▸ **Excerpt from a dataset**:
────────────────

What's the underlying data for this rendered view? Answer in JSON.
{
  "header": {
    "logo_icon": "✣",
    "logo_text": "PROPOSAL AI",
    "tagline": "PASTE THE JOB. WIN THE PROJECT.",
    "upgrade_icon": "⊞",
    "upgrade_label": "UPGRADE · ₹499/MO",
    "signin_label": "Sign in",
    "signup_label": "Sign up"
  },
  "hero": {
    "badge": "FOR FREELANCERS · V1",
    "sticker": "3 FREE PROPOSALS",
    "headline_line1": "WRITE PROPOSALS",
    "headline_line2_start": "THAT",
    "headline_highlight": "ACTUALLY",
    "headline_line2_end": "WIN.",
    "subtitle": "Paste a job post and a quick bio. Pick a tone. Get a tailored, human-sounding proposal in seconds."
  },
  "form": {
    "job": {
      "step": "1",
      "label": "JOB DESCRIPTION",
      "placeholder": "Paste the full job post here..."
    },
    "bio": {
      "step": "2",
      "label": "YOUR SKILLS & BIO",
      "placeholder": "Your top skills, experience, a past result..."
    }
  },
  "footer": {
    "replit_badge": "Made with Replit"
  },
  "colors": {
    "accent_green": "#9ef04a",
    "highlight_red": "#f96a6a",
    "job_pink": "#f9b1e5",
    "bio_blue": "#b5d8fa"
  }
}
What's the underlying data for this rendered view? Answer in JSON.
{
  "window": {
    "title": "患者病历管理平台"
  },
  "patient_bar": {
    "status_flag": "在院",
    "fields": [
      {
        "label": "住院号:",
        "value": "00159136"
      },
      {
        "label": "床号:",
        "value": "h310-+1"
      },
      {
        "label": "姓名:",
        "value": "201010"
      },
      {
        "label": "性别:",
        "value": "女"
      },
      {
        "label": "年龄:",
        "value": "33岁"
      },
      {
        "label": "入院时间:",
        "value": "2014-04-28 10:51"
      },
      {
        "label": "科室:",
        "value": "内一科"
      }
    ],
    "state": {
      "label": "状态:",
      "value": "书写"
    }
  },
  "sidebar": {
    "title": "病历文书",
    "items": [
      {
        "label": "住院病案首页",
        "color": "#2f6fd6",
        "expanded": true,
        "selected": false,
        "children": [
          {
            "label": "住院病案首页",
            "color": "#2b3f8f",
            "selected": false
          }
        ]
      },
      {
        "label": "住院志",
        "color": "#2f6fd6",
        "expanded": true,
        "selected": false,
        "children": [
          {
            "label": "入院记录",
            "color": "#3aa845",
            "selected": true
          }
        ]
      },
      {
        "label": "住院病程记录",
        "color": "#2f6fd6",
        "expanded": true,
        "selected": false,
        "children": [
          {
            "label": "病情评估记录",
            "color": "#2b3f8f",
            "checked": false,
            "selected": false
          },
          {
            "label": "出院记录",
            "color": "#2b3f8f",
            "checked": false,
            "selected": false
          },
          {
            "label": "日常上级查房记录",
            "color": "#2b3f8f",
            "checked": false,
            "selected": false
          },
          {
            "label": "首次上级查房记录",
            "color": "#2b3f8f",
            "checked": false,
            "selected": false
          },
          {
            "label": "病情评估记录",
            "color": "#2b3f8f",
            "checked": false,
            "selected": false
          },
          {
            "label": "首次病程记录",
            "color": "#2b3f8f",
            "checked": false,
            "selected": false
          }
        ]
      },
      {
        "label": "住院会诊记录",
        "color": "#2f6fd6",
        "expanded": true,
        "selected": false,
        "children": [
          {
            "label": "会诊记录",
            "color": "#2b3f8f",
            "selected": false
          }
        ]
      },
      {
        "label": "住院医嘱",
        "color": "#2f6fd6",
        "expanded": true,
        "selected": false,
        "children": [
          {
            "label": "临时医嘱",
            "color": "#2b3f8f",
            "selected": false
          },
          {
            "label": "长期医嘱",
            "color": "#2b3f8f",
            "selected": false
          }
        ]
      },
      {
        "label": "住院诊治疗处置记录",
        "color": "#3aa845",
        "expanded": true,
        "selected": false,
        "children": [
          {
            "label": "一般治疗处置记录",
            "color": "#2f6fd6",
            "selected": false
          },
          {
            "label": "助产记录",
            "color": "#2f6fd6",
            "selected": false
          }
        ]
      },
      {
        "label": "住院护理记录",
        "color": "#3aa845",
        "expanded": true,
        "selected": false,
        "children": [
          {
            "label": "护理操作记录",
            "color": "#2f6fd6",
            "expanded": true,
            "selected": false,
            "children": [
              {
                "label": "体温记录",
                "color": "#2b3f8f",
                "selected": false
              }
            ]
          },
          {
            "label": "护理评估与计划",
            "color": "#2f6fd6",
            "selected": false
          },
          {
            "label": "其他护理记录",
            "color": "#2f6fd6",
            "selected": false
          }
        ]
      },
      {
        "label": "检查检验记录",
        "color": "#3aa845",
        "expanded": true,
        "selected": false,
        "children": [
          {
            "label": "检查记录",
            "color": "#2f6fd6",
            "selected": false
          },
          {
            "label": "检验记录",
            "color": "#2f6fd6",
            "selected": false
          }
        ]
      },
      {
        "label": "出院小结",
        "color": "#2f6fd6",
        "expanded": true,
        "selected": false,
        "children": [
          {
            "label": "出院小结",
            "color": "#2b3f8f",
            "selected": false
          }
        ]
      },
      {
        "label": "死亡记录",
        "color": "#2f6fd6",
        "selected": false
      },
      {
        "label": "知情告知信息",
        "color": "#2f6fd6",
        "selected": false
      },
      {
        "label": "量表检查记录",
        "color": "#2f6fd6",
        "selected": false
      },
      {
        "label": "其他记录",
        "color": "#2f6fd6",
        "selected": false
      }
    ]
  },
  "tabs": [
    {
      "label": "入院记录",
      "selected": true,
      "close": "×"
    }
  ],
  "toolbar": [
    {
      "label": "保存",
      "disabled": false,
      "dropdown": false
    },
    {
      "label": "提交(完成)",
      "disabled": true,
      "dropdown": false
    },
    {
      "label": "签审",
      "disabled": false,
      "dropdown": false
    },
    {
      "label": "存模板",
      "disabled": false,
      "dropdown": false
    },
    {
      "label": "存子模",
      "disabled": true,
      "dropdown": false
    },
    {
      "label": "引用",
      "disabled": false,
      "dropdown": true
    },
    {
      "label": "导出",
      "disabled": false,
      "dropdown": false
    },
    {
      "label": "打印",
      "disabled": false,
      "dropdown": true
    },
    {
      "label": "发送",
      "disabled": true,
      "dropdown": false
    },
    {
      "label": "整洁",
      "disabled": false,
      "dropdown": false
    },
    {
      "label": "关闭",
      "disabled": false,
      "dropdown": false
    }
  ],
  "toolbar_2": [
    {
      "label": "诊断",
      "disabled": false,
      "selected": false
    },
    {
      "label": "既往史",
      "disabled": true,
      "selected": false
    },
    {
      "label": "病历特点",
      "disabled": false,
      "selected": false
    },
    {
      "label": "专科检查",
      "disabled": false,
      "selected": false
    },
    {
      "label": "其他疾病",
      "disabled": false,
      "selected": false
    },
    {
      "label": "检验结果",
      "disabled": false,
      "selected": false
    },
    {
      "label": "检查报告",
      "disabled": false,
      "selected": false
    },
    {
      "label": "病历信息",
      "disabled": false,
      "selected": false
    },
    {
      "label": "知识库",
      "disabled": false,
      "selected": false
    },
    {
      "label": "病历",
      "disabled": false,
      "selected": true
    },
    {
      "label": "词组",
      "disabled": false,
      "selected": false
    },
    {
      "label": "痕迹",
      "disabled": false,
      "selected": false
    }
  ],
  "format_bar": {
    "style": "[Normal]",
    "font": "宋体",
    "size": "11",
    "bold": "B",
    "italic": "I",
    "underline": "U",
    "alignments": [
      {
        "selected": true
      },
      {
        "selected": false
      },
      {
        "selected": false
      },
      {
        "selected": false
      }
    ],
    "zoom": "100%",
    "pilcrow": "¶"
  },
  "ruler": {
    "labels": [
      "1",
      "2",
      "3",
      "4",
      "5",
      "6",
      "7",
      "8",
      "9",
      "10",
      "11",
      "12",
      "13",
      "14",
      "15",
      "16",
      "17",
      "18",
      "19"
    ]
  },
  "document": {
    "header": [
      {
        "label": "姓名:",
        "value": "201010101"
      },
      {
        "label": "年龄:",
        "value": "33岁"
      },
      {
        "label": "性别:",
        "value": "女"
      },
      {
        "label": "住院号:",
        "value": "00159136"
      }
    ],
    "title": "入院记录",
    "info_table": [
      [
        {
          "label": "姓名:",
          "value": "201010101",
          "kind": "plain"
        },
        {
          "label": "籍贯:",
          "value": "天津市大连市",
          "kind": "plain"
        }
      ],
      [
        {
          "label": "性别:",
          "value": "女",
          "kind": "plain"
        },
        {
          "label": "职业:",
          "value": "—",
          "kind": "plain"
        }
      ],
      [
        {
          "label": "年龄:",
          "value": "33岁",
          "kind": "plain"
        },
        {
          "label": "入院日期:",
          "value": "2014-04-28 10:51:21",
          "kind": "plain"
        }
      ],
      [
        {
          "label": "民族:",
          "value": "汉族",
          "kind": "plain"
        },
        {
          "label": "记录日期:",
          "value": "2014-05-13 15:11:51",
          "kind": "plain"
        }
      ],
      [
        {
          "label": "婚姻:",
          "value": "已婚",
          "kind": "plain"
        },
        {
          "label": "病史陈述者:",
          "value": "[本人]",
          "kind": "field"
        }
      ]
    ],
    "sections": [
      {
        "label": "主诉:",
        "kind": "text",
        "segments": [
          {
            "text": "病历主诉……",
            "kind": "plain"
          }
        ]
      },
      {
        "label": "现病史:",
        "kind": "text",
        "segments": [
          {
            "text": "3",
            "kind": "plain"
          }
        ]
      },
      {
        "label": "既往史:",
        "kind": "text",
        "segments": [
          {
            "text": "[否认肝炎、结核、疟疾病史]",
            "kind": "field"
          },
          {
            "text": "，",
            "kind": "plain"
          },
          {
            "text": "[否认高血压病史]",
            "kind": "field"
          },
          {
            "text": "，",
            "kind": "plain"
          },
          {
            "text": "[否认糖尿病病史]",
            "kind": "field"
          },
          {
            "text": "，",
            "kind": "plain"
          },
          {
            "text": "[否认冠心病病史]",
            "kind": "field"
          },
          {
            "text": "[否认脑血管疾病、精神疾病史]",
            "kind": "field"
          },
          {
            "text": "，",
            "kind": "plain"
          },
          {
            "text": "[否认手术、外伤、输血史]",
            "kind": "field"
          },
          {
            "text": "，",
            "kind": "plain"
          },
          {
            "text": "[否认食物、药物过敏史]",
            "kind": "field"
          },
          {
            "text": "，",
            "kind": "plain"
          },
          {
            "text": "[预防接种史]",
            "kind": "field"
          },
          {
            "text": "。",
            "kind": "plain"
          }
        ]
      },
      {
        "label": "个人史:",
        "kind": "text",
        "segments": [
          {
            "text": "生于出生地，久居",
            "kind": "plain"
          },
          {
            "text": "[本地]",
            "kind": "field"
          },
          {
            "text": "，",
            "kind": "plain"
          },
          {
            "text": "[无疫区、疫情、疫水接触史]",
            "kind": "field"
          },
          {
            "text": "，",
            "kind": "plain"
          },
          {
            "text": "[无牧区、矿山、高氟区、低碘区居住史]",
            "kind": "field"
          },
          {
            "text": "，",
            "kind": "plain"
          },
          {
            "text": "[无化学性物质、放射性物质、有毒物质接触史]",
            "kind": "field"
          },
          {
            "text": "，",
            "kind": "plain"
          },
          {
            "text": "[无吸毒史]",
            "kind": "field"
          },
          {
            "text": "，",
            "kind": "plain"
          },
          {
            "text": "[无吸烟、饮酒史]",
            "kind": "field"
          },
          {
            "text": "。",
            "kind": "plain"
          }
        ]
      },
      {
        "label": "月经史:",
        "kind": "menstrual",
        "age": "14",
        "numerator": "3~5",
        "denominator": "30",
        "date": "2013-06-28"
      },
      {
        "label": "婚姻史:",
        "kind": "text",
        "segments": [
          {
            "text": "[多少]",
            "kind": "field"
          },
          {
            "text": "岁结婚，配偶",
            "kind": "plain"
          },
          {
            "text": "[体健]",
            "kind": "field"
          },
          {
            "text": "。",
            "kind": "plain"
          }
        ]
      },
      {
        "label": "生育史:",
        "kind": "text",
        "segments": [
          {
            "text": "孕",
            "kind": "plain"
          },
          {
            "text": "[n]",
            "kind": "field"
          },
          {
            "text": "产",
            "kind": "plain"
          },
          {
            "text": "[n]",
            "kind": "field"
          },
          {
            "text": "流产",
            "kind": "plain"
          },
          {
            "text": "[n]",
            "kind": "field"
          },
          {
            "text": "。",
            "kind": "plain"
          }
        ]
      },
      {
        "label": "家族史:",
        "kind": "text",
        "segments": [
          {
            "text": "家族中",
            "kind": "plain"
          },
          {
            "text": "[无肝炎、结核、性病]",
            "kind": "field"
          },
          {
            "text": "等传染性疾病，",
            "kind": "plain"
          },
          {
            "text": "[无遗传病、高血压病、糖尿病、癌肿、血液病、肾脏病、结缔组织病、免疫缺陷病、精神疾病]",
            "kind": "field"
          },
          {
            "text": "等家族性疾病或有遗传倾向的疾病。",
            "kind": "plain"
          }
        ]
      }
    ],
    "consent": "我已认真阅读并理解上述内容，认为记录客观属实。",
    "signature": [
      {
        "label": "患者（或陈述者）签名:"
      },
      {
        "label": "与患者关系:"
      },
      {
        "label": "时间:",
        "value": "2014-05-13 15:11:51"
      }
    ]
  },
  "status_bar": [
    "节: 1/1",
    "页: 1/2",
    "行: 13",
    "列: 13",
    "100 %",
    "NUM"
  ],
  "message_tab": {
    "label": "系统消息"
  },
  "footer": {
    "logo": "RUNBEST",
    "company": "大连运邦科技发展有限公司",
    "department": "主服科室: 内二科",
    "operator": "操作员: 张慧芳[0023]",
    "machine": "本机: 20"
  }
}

────────────────

▸ **Objective**:
Look through the data and gather every line with the string "post" in it.

▸ **Final result**:
    "subtitle": "Paste a job post and a quick bio. Pick a tone. Get a tailored, human-sounding proposal in seconds."
      "placeholder": "Paste the full job post here..."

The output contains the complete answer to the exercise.